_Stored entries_
--------
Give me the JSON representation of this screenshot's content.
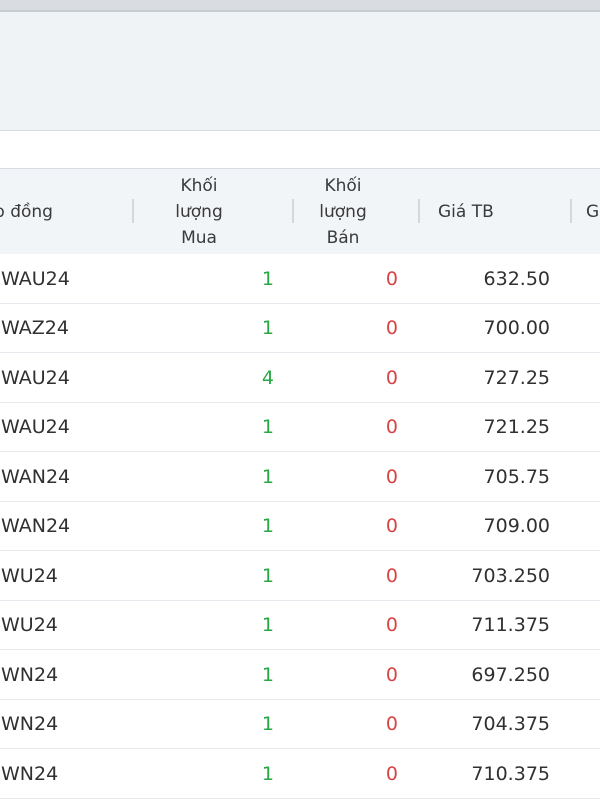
{
  "table": {
    "headers": {
      "contract": "p đồng",
      "buy_volume_lines": [
        "Khối",
        "lượng",
        "Mua"
      ],
      "sell_volume_lines": [
        "Khối",
        "lượng",
        "Bán"
      ],
      "average_price": "Giá TB",
      "next_column": "G"
    },
    "rows": [
      {
        "contract": "WAU24",
        "buy_volume": "1",
        "sell_volume": "0",
        "average_price": "632.50"
      },
      {
        "contract": "WAZ24",
        "buy_volume": "1",
        "sell_volume": "0",
        "average_price": "700.00"
      },
      {
        "contract": "WAU24",
        "buy_volume": "4",
        "sell_volume": "0",
        "average_price": "727.25"
      },
      {
        "contract": "WAU24",
        "buy_volume": "1",
        "sell_volume": "0",
        "average_price": "721.25"
      },
      {
        "contract": "WAN24",
        "buy_volume": "1",
        "sell_volume": "0",
        "average_price": "705.75"
      },
      {
        "contract": "WAN24",
        "buy_volume": "1",
        "sell_volume": "0",
        "average_price": "709.00"
      },
      {
        "contract": "WU24",
        "buy_volume": "1",
        "sell_volume": "0",
        "average_price": "703.250"
      },
      {
        "contract": "WU24",
        "buy_volume": "1",
        "sell_volume": "0",
        "average_price": "711.375"
      },
      {
        "contract": "WN24",
        "buy_volume": "1",
        "sell_volume": "0",
        "average_price": "697.250"
      },
      {
        "contract": "WN24",
        "buy_volume": "1",
        "sell_volume": "0",
        "average_price": "704.375"
      },
      {
        "contract": "WN24",
        "buy_volume": "1",
        "sell_volume": "0",
        "average_price": "710.375"
      }
    ]
  },
  "colors": {
    "buy_volume": "#28a745",
    "sell_volume": "#d64545",
    "header_background": "#f2f5f8",
    "panel_background": "#eff3f6"
  }
}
--------
_Task prompt_
Transcribe the material exactly, keeping every word and none of the pictures.

_Written response_
Give me the JSON representation of this screenshot's content.
{
  "table": {
    "headers": {
      "contract": "p đồng",
      "buy_volume_lines": [
        "Khối",
        "lượng",
        "Mua"
      ],
      "sell_volume_lines": [
        "Khối",
        "lượng",
        "Bán"
      ],
      "average_price": "Giá TB",
      "next_column": "G"
    },
    "rows": [
      {
        "contract": "WAU24",
        "buy_volume": "1",
        "sell_volume": "0",
        "average_price": "632.50"
      },
      {
        "contract": "WAZ24",
        "buy_volume": "1",
        "sell_volume": "0",
        "average_price": "700.00"
      },
      {
        "contract": "WAU24",
        "buy_volume": "4",
        "sell_volume": "0",
        "average_price": "727.25"
      },
      {
        "contract": "WAU24",
        "buy_volume": "1",
        "sell_volume": "0",
        "average_price": "721.25"
      },
      {
        "contract": "WAN24",
        "buy_volume": "1",
        "sell_volume": "0",
        "average_price": "705.75"
      },
      {
        "contract": "WAN24",
        "buy_volume": "1",
        "sell_volume": "0",
        "average_price": "709.00"
      },
      {
        "contract": "WU24",
        "buy_volume": "1",
        "sell_volume": "0",
        "average_price": "703.250"
      },
      {
        "contract": "WU24",
        "buy_volume": "1",
        "sell_volume": "0",
        "average_price": "711.375"
      },
      {
        "contract": "WN24",
        "buy_volume": "1",
        "sell_volume": "0",
        "average_price": "697.250"
      },
      {
        "contract": "WN24",
        "buy_volume": "1",
        "sell_volume": "0",
        "average_price": "704.375"
      },
      {
        "contract": "WN24",
        "buy_volume": "1",
        "sell_volume": "0",
        "average_price": "710.375"
      }
    ]
  },
  "colors": {
    "buy_volume": "#28a745",
    "sell_volume": "#d64545",
    "header_background": "#f2f5f8",
    "panel_background": "#eff3f6"
  }
}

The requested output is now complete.